What you should do — Repeat every record below exactly, but leave out any pictures.

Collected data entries
┌──

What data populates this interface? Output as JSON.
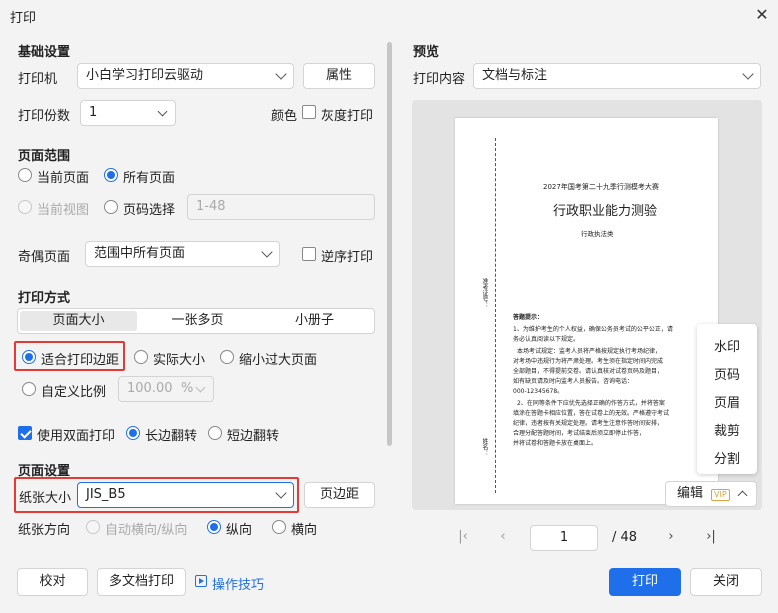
{
  "window": {
    "title": "打印"
  },
  "basic": {
    "heading": "基础设置",
    "printer_label": "打印机",
    "printer_value": "小白学习打印云驱动",
    "properties_label": "属性",
    "copies_label": "打印份数",
    "copies_value": "1",
    "color_label": "颜色",
    "grayscale_label": "灰度打印"
  },
  "range": {
    "heading": "页面范围",
    "current_page": "当前页面",
    "all_pages": "所有页面",
    "current_view": "当前视图",
    "page_select": "页码选择",
    "page_select_value": "1-48",
    "odd_even_label": "奇偶页面",
    "odd_even_value": "范围中所有页面",
    "reverse_label": "逆序打印"
  },
  "method": {
    "heading": "打印方式",
    "tabs": [
      "页面大小",
      "一张多页",
      "小册子"
    ],
    "fit_margins": "适合打印边距",
    "actual_size": "实际大小",
    "shrink_large": "缩小过大页面",
    "custom_scale": "自定义比例",
    "scale_value": "100.00",
    "scale_unit": "%",
    "duplex_label": "使用双面打印",
    "long_edge": "长边翻转",
    "short_edge": "短边翻转"
  },
  "page_setup": {
    "heading": "页面设置",
    "paper_size_label": "纸张大小",
    "paper_size_value": "JIS_B5",
    "margin_label": "页边距",
    "orientation_label": "纸张方向",
    "auto_orient": "自动横向/纵向",
    "portrait": "纵向",
    "landscape": "横向"
  },
  "footer": {
    "proof": "校对",
    "multi_doc": "多文档打印",
    "tips": "操作技巧",
    "print": "打印",
    "close": "关闭"
  },
  "preview": {
    "heading": "预览",
    "content_label": "打印内容",
    "content_value": "文档与标注",
    "side_menu": [
      "水印",
      "页码",
      "页眉",
      "裁剪",
      "分割"
    ],
    "edit_label": "编辑",
    "vip": "VIP",
    "current_page": "1",
    "total_pages": "/ 48"
  },
  "doc": {
    "subtitle": "2027年国考第二十九季行测模考大赛",
    "title": "行政职业能力测验",
    "category": "行政执法类",
    "side_label1": "准考证号：",
    "side_label2": "姓名：",
    "notice_heading": "答题提示：",
    "notice_lines": [
      "1、为维护考生的个人权益，确保公务员考试的公平公正，请",
      "务必认真阅读以下规定。",
      "本场考试规定：监考人员将严格按规定执行考场纪律，",
      "对考场中违规行为将严肃处理。考生须在指定时间内完成",
      "全部题目，不得提前交卷。请认真核对试卷页码及题目，",
      "如有缺页请及时向监考人员报告。咨询电话：",
      "000-12345678。",
      "2、在同等条件下应优先选择正确的作答方式，并将答案",
      "填涂在答题卡相应位置，答在试卷上的无效。严格遵守考试",
      "纪律，违者按有关规定处理。请考生注意作答时间安排，",
      "合理分配答题时间，考试结束后须立即停止作答，",
      "并将试卷和答题卡放在桌面上。"
    ]
  },
  "colors": {
    "accent": "#1f6feb",
    "highlight": "#e53935"
  }
}
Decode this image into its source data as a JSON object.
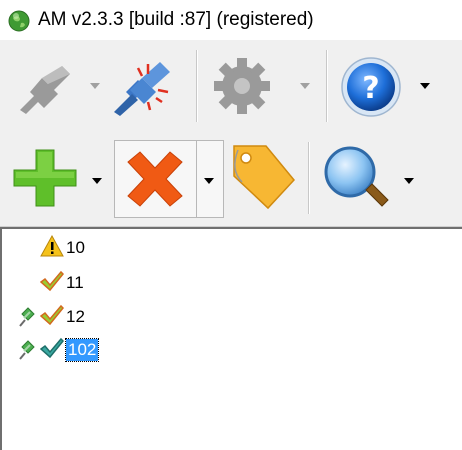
{
  "window": {
    "title": "AM v2.3.3 [build :87] (registered)",
    "app_icon": "green-globe-icon"
  },
  "toolbar_row1": {
    "items": [
      {
        "icon": "disconnect-plug-icon",
        "has_dropdown": true,
        "enabled": false
      },
      {
        "icon": "connect-plug-icon",
        "has_dropdown": false,
        "enabled": true
      },
      {
        "icon": "settings-gear-icon",
        "has_dropdown": true,
        "enabled": false
      },
      {
        "icon": "help-question-icon",
        "has_dropdown": true,
        "enabled": true
      }
    ]
  },
  "toolbar_row2": {
    "items": [
      {
        "icon": "add-plus-icon",
        "has_dropdown": true
      },
      {
        "icon": "delete-x-icon",
        "has_dropdown": true,
        "pressed": true
      },
      {
        "icon": "tag-label-icon",
        "has_dropdown": false
      },
      {
        "icon": "search-magnifier-icon",
        "has_dropdown": true
      }
    ]
  },
  "list": {
    "items": [
      {
        "label": "10",
        "status_icon": "warning-icon",
        "pinned": false,
        "selected": false
      },
      {
        "label": "11",
        "status_icon": "checkmark-icon",
        "pinned": false,
        "selected": false
      },
      {
        "label": "12",
        "status_icon": "checkmark-icon",
        "pinned": true,
        "selected": false
      },
      {
        "label": "102",
        "status_icon": "checkmark-teal-icon",
        "pinned": true,
        "selected": true
      }
    ]
  },
  "colors": {
    "toolbar_bg": "#f0f0f0",
    "selection": "#3399ff",
    "add_green": "#5fbf2a",
    "delete_orange": "#f05a14",
    "tag_yellow": "#f7b733",
    "help_blue": "#1e6fd9"
  }
}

└──

Written reply —
What data populates this interface? Output as JSON.
{
  "window": {
    "title": "打印"
  },
  "basic": {
    "heading": "基础设置",
    "printer_label": "打印机",
    "printer_value": "小白学习打印云驱动",
    "properties_label": "属性",
    "copies_label": "打印份数",
    "copies_value": "1",
    "color_label": "颜色",
    "grayscale_label": "灰度打印"
  },
  "range": {
    "heading": "页面范围",
    "current_page": "当前页面",
    "all_pages": "所有页面",
    "current_view": "当前视图",
    "page_select": "页码选择",
    "page_select_value": "1-48",
    "odd_even_label": "奇偶页面",
    "odd_even_value": "范围中所有页面",
    "reverse_label": "逆序打印"
  },
  "method": {
    "heading": "打印方式",
    "tabs": [
      "页面大小",
      "一张多页",
      "小册子"
    ],
    "fit_margins": "适合打印边距",
    "actual_size": "实际大小",
    "shrink_large": "缩小过大页面",
    "custom_scale": "自定义比例",
    "scale_value": "100.00",
    "scale_unit": "%",
    "duplex_label": "使用双面打印",
    "long_edge": "长边翻转",
    "short_edge": "短边翻转"
  },
  "page_setup": {
    "heading": "页面设置",
    "paper_size_label": "纸张大小",
    "paper_size_value": "JIS_B5",
    "margin_label": "页边距",
    "orientation_label": "纸张方向",
    "auto_orient": "自动横向/纵向",
    "portrait": "纵向",
    "landscape": "横向"
  },
  "footer": {
    "proof": "校对",
    "multi_doc": "多文档打印",
    "tips": "操作技巧",
    "print": "打印",
    "close": "关闭"
  },
  "preview": {
    "heading": "预览",
    "content_label": "打印内容",
    "content_value": "文档与标注",
    "side_menu": [
      "水印",
      "页码",
      "页眉",
      "裁剪",
      "分割"
    ],
    "edit_label": "编辑",
    "vip": "VIP",
    "current_page": "1",
    "total_pages": "/ 48"
  },
  "doc": {
    "subtitle": "2027年国考第二十九季行测模考大赛",
    "title": "行政职业能力测验",
    "category": "行政执法类",
    "side_label1": "准考证号：",
    "side_label2": "姓名：",
    "notice_heading": "答题提示：",
    "notice_lines": [
      "1、为维护考生的个人权益，确保公务员考试的公平公正，请",
      "务必认真阅读以下规定。",
      "本场考试规定：监考人员将严格按规定执行考场纪律，",
      "对考场中违规行为将严肃处理。考生须在指定时间内完成",
      "全部题目，不得提前交卷。请认真核对试卷页码及题目，",
      "如有缺页请及时向监考人员报告。咨询电话：",
      "000-12345678。",
      "2、在同等条件下应优先选择正确的作答方式，并将答案",
      "填涂在答题卡相应位置，答在试卷上的无效。严格遵守考试",
      "纪律，违者按有关规定处理。请考生注意作答时间安排，",
      "合理分配答题时间，考试结束后须立即停止作答，",
      "并将试卷和答题卡放在桌面上。"
    ]
  },
  "colors": {
    "accent": "#1f6feb",
    "highlight": "#e53935"
  }
}
Decode this image into its source data as a JSON object.
{
  "window": {
    "title": "AM v2.3.3 [build :87] (registered)",
    "app_icon": "green-globe-icon"
  },
  "toolbar_row1": {
    "items": [
      {
        "icon": "disconnect-plug-icon",
        "has_dropdown": true,
        "enabled": false
      },
      {
        "icon": "connect-plug-icon",
        "has_dropdown": false,
        "enabled": true
      },
      {
        "icon": "settings-gear-icon",
        "has_dropdown": true,
        "enabled": false
      },
      {
        "icon": "help-question-icon",
        "has_dropdown": true,
        "enabled": true
      }
    ]
  },
  "toolbar_row2": {
    "items": [
      {
        "icon": "add-plus-icon",
        "has_dropdown": true
      },
      {
        "icon": "delete-x-icon",
        "has_dropdown": true,
        "pressed": true
      },
      {
        "icon": "tag-label-icon",
        "has_dropdown": false
      },
      {
        "icon": "search-magnifier-icon",
        "has_dropdown": true
      }
    ]
  },
  "list": {
    "items": [
      {
        "label": "10",
        "status_icon": "warning-icon",
        "pinned": false,
        "selected": false
      },
      {
        "label": "11",
        "status_icon": "checkmark-icon",
        "pinned": false,
        "selected": false
      },
      {
        "label": "12",
        "status_icon": "checkmark-icon",
        "pinned": true,
        "selected": false
      },
      {
        "label": "102",
        "status_icon": "checkmark-teal-icon",
        "pinned": true,
        "selected": true
      }
    ]
  },
  "colors": {
    "toolbar_bg": "#f0f0f0",
    "selection": "#3399ff",
    "add_green": "#5fbf2a",
    "delete_orange": "#f05a14",
    "tag_yellow": "#f7b733",
    "help_blue": "#1e6fd9"
  }
}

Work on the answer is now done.